::: ENTRIES PROVIDED
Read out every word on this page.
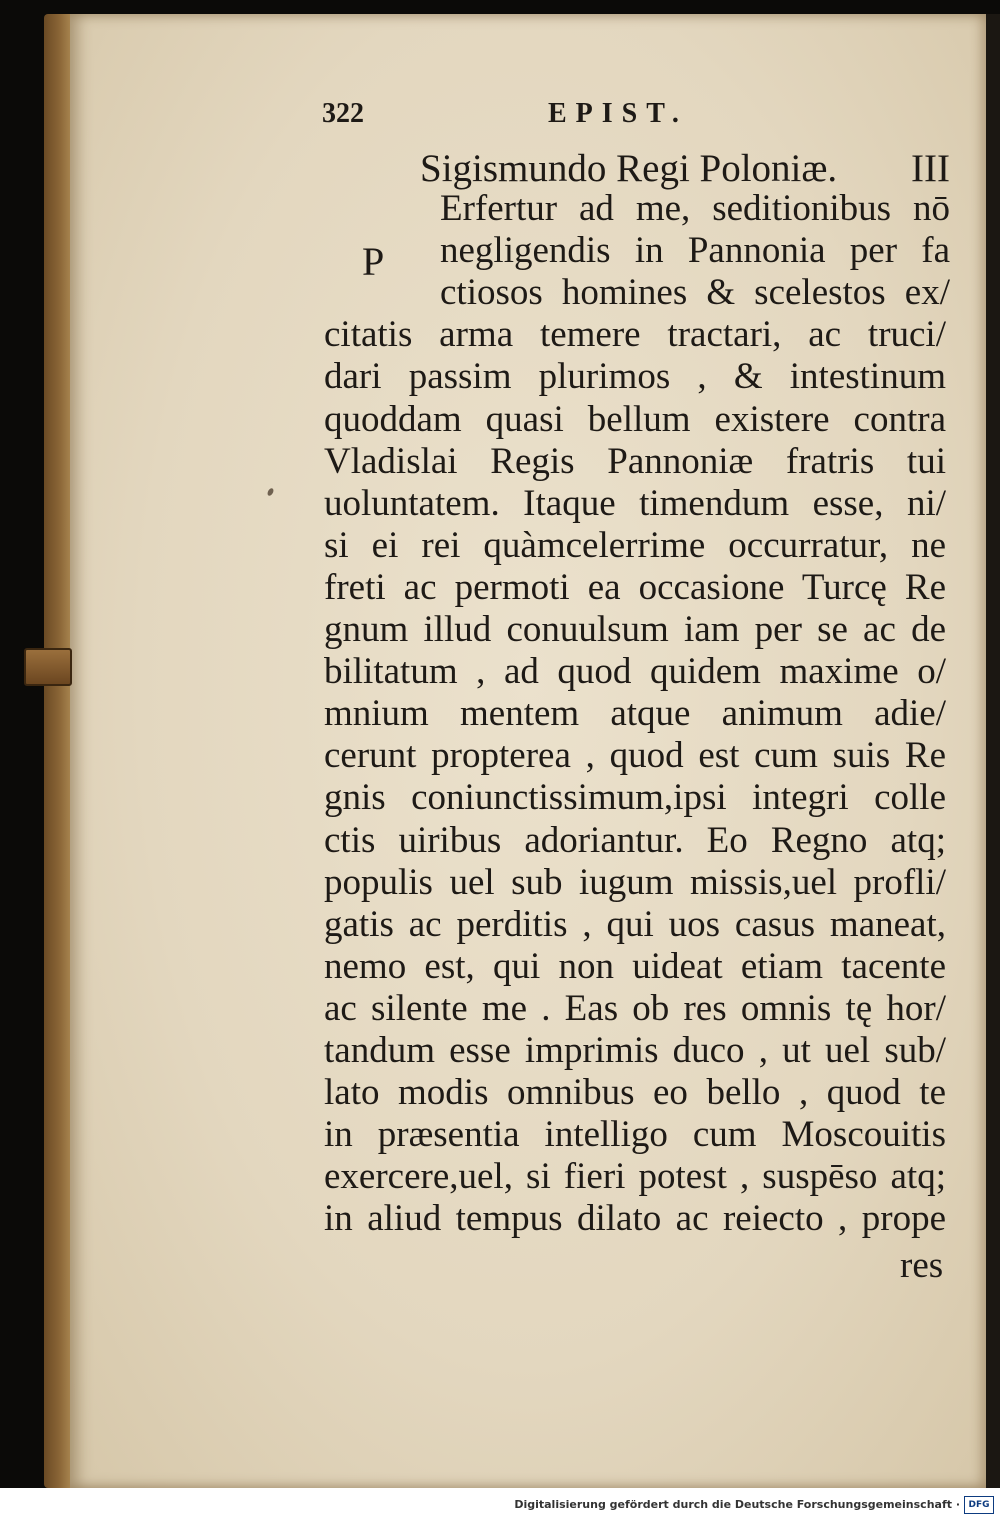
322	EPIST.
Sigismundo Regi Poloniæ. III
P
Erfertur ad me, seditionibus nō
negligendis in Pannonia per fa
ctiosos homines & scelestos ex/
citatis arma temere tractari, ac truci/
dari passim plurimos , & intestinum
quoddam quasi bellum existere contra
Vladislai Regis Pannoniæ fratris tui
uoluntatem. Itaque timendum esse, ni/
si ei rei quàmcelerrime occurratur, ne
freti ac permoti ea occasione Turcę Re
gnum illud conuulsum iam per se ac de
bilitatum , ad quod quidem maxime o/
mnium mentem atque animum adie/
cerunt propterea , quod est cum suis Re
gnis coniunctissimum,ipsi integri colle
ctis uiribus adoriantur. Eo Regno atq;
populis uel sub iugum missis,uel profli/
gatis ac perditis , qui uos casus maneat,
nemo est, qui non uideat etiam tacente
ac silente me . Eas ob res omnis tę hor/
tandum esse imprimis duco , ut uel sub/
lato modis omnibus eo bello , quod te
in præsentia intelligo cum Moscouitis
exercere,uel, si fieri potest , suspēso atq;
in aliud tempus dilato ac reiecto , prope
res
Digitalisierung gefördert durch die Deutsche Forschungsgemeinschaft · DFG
::::::
§ TASK GOAL:
Identify every line where the string "esse" appears.

§ ANSWER TO THIS TASK:
uoluntatem. Itaque timendum esse, ni/
tandum esse imprimis duco , ut uel sub/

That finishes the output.